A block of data
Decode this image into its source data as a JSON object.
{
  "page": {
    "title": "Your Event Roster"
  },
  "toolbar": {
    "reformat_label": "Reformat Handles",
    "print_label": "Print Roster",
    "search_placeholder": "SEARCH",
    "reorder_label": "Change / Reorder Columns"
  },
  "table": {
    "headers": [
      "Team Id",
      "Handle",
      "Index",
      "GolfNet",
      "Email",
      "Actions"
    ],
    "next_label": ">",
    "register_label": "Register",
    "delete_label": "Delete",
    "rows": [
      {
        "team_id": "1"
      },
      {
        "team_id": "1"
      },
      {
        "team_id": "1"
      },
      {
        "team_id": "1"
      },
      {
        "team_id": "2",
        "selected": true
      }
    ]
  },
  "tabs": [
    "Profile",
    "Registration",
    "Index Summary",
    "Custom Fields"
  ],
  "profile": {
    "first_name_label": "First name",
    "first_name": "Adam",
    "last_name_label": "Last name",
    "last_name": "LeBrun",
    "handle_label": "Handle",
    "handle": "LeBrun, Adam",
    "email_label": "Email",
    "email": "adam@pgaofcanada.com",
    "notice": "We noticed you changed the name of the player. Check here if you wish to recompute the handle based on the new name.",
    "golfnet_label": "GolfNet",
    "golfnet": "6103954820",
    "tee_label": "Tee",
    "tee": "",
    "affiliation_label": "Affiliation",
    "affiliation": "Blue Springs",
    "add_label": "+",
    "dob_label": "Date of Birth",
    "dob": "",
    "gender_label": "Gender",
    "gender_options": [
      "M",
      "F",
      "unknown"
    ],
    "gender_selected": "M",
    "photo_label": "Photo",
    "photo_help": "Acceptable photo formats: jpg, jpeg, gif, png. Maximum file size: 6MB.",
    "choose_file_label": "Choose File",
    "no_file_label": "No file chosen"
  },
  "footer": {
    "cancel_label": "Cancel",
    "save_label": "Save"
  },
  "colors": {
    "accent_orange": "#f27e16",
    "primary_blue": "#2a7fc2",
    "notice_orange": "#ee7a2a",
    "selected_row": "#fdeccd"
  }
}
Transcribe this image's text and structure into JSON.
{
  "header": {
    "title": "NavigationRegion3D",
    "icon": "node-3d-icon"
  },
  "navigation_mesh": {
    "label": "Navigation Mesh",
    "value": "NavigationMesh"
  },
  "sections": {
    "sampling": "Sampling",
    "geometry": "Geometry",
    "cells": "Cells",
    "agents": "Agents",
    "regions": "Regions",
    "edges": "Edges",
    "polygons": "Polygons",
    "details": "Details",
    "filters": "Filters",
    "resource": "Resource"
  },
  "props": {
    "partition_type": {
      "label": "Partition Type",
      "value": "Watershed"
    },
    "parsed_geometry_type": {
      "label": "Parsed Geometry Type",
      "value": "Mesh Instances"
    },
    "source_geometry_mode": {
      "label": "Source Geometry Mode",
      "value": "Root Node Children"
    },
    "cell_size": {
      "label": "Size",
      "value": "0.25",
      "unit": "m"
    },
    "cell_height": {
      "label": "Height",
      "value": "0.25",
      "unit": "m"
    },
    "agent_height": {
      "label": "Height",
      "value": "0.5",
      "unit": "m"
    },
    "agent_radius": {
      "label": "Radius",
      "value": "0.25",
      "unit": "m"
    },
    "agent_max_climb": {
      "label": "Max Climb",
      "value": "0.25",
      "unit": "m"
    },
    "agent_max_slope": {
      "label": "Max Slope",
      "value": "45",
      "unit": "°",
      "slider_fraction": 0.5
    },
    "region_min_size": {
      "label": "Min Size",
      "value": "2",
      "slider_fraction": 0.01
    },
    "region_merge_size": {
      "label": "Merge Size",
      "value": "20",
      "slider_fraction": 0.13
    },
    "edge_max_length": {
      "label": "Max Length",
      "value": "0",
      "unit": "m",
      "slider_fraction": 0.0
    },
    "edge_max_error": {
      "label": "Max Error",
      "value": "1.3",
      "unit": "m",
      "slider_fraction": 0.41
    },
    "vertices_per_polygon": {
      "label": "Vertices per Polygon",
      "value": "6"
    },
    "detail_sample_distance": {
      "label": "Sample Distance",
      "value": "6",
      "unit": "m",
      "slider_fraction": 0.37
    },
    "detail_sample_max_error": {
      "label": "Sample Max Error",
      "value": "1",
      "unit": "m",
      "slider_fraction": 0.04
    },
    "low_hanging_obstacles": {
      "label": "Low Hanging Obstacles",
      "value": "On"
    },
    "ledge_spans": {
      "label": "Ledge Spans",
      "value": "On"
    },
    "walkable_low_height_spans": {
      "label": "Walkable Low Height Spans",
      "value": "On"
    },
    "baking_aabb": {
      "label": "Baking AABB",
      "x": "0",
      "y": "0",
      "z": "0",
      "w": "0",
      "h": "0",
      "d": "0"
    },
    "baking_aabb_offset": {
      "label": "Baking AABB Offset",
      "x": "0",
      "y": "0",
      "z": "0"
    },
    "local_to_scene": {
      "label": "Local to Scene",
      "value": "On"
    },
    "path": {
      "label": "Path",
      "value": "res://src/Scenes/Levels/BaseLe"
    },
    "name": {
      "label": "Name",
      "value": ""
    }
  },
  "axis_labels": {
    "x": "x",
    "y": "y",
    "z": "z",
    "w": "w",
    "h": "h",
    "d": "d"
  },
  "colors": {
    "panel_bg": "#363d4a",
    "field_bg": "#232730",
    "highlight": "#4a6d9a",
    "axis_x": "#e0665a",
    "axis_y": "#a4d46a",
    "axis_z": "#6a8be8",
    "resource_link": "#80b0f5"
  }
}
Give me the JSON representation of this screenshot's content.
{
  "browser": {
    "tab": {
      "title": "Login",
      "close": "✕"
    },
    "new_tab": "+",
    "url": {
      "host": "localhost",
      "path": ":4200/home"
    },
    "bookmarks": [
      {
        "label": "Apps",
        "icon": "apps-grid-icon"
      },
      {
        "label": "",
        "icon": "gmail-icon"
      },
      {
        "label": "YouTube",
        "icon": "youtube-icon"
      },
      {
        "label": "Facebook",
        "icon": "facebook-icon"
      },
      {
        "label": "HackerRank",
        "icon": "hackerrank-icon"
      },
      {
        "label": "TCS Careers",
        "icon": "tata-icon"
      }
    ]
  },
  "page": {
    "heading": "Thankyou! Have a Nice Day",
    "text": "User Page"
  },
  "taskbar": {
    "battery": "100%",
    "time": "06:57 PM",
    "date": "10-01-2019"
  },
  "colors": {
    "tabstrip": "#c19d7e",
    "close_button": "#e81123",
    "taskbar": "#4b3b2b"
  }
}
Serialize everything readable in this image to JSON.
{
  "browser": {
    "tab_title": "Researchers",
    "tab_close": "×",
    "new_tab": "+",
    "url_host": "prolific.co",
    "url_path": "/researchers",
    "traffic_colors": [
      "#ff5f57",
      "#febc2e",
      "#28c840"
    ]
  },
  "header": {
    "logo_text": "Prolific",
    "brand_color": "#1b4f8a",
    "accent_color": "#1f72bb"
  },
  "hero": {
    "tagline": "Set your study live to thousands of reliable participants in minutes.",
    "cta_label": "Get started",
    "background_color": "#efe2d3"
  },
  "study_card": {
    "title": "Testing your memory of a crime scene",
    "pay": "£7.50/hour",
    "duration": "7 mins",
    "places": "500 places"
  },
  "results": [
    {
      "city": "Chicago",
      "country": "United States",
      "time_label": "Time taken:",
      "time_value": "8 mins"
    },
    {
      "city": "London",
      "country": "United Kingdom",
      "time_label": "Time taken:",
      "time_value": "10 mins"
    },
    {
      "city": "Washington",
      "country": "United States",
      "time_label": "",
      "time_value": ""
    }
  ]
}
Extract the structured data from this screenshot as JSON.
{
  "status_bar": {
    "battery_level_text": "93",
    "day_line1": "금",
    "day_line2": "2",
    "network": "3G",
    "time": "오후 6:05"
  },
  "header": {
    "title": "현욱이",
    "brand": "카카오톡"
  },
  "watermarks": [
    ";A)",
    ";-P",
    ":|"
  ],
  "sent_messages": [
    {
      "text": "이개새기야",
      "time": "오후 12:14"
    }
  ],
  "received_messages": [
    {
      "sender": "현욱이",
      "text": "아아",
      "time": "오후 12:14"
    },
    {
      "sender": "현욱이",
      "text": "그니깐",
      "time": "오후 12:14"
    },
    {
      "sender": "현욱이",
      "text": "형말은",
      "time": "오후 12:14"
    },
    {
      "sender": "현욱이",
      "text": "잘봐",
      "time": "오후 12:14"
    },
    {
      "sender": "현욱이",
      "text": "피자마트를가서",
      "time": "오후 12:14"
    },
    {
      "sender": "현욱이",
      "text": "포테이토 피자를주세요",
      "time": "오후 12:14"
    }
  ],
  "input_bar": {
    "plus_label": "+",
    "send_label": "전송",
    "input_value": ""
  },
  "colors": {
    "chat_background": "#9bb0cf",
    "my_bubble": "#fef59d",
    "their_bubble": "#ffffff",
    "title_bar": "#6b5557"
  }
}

- [The problem]:
For each line of the entries that includes "JSON", show that line.

- [Solution below]:
Decode this image into its source data as a JSON object.
Transcribe this image's text and structure into JSON.
Give me the JSON representation of this screenshot's content.
Serialize everything readable in this image to JSON.
Extract the structured data from this screenshot as JSON.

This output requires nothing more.